(Stored data)
..........
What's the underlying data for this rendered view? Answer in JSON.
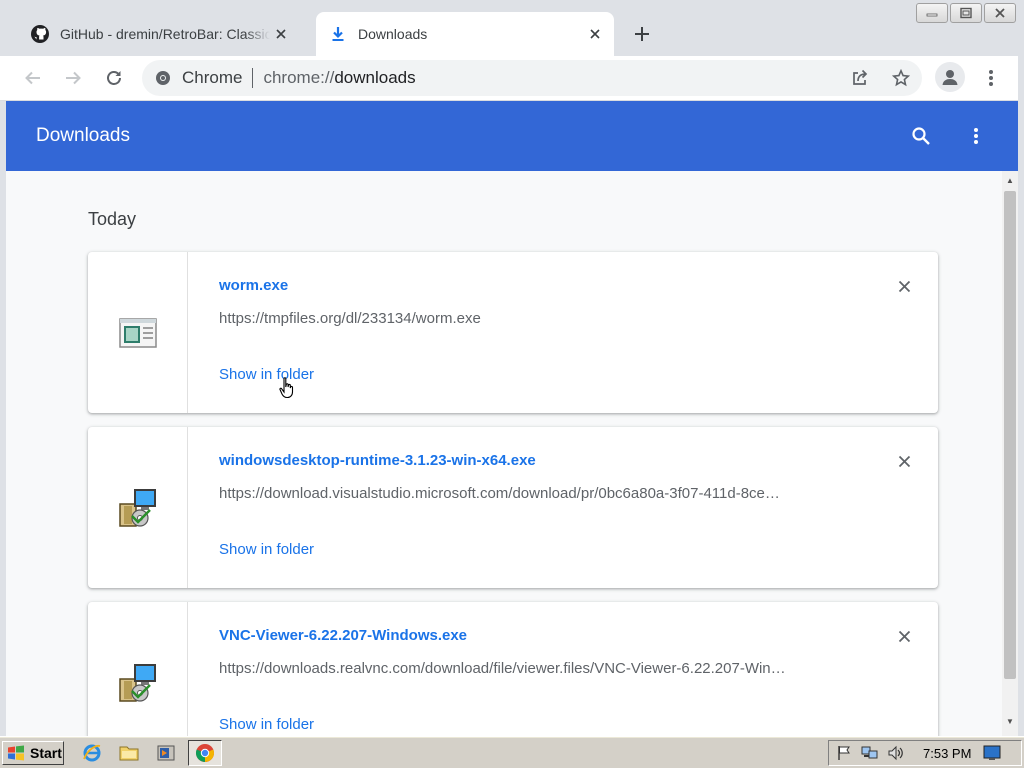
{
  "tabs": [
    {
      "title": "GitHub - dremin/RetroBar: Classic Windows",
      "icon": "github-icon",
      "active": false
    },
    {
      "title": "Downloads",
      "icon": "download-icon",
      "active": true
    }
  ],
  "omnibox": {
    "label": "Chrome",
    "url_scheme": "chrome://",
    "url_host": "downloads"
  },
  "page": {
    "title": "Downloads",
    "section": "Today"
  },
  "downloads": [
    {
      "name": "worm.exe",
      "url": "https://tmpfiles.org/dl/233134/worm.exe",
      "action": "Show in folder",
      "icon": "executable-file-icon"
    },
    {
      "name": "windowsdesktop-runtime-3.1.23-win-x64.exe",
      "url": "https://download.visualstudio.microsoft.com/download/pr/0bc6a80a-3f07-411d-8ce…",
      "action": "Show in folder",
      "icon": "installer-icon"
    },
    {
      "name": "VNC-Viewer-6.22.207-Windows.exe",
      "url": "https://downloads.realvnc.com/download/file/viewer.files/VNC-Viewer-6.22.207-Win…",
      "action": "Show in folder",
      "icon": "installer-icon"
    }
  ],
  "taskbar": {
    "start_label": "Start",
    "clock": "7:53 PM"
  },
  "colors": {
    "header": "#3367d6",
    "link": "#1a73e8",
    "tabstrip": "#dee1e6",
    "taskbar": "#d4d0c8"
  }
}
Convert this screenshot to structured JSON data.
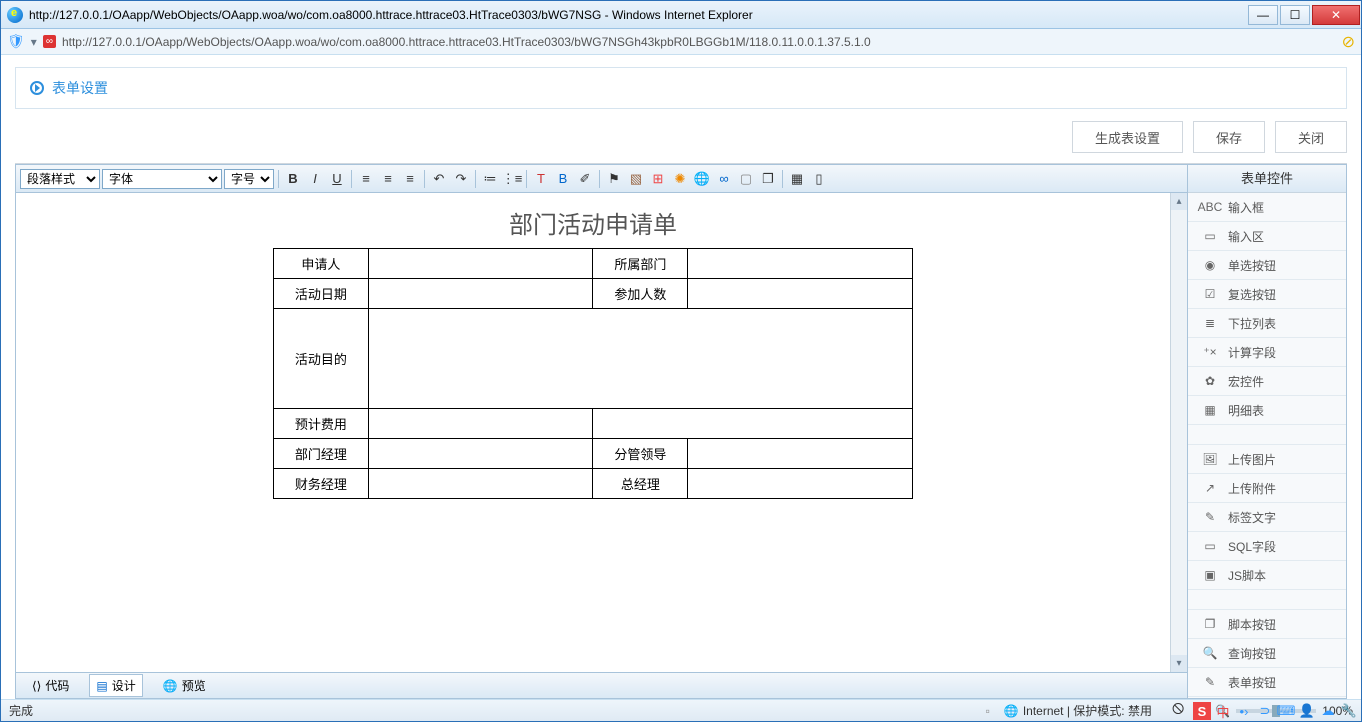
..........
### WHAT YOU WILL DO
Return all of the entries exactly as written, but drop any pictures they hold.

### FINISHED TASK
What's the underlying data for this rendered view? Answer in JSON.
{
  "tabs": [
    {
      "title": "GitHub - dremin/RetroBar: Classic Windows",
      "icon": "github-icon",
      "active": false
    },
    {
      "title": "Downloads",
      "icon": "download-icon",
      "active": true
    }
  ],
  "omnibox": {
    "label": "Chrome",
    "url_scheme": "chrome://",
    "url_host": "downloads"
  },
  "page": {
    "title": "Downloads",
    "section": "Today"
  },
  "downloads": [
    {
      "name": "worm.exe",
      "url": "https://tmpfiles.org/dl/233134/worm.exe",
      "action": "Show in folder",
      "icon": "executable-file-icon"
    },
    {
      "name": "windowsdesktop-runtime-3.1.23-win-x64.exe",
      "url": "https://download.visualstudio.microsoft.com/download/pr/0bc6a80a-3f07-411d-8ce…",
      "action": "Show in folder",
      "icon": "installer-icon"
    },
    {
      "name": "VNC-Viewer-6.22.207-Windows.exe",
      "url": "https://downloads.realvnc.com/download/file/viewer.files/VNC-Viewer-6.22.207-Win…",
      "action": "Show in folder",
      "icon": "installer-icon"
    }
  ],
  "taskbar": {
    "start_label": "Start",
    "clock": "7:53 PM"
  },
  "colors": {
    "header": "#3367d6",
    "link": "#1a73e8",
    "tabstrip": "#dee1e6",
    "taskbar": "#d4d0c8"
  }
}
Convert this screenshot to structured JSON data.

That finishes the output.